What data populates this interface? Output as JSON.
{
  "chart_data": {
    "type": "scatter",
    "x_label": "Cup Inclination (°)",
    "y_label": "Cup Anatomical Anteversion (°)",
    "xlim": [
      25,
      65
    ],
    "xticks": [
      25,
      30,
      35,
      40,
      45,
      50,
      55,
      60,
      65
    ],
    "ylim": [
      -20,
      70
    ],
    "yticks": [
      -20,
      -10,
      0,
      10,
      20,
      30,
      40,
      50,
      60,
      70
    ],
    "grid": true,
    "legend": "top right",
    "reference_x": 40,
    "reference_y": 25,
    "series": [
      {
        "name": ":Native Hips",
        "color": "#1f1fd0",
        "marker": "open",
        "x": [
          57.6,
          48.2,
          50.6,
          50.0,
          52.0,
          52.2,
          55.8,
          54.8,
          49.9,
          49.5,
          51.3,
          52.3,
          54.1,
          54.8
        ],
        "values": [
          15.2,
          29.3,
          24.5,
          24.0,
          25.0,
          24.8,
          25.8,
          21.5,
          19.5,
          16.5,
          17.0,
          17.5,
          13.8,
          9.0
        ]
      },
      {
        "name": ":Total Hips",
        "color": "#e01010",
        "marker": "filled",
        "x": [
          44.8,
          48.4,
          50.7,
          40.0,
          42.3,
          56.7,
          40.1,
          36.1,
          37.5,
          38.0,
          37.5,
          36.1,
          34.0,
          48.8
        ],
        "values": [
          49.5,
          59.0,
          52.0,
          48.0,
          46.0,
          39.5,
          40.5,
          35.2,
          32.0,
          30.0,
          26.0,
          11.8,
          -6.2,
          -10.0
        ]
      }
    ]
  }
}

_ _ _ _

Exercise
All of the material must be reproduced exactly.

Response below
What data populates this interface? Output as JSON.
{
  "chart_data": {
    "type": "scatter",
    "x_label": "Cup Inclination (°)",
    "y_label": "Cup Anatomical Anteversion (°)",
    "xlim": [
      25,
      65
    ],
    "xticks": [
      25,
      30,
      35,
      40,
      45,
      50,
      55,
      60,
      65
    ],
    "ylim": [
      -20,
      70
    ],
    "yticks": [
      -20,
      -10,
      0,
      10,
      20,
      30,
      40,
      50,
      60,
      70
    ],
    "grid": true,
    "legend": "top right",
    "reference_x": 40,
    "reference_y": 25,
    "series": [
      {
        "name": ":Native Hips",
        "color": "#1f1fd0",
        "marker": "open",
        "x": [
          57.6,
          48.2,
          50.6,
          50.0,
          52.0,
          52.2,
          55.8,
          54.8,
          49.9,
          49.5,
          51.3,
          52.3,
          54.1,
          54.8
        ],
        "values": [
          15.2,
          29.3,
          24.5,
          24.0,
          25.0,
          24.8,
          25.8,
          21.5,
          19.5,
          16.5,
          17.0,
          17.5,
          13.8,
          9.0
        ]
      },
      {
        "name": ":Total Hips",
        "color": "#e01010",
        "marker": "filled",
        "x": [
          44.8,
          48.4,
          50.7,
          40.0,
          42.3,
          56.7,
          40.1,
          36.1,
          37.5,
          38.0,
          37.5,
          36.1,
          34.0,
          48.8
        ],
        "values": [
          49.5,
          59.0,
          52.0,
          48.0,
          46.0,
          39.5,
          40.5,
          35.2,
          32.0,
          30.0,
          26.0,
          11.8,
          -6.2,
          -10.0
        ]
      }
    ]
  }
}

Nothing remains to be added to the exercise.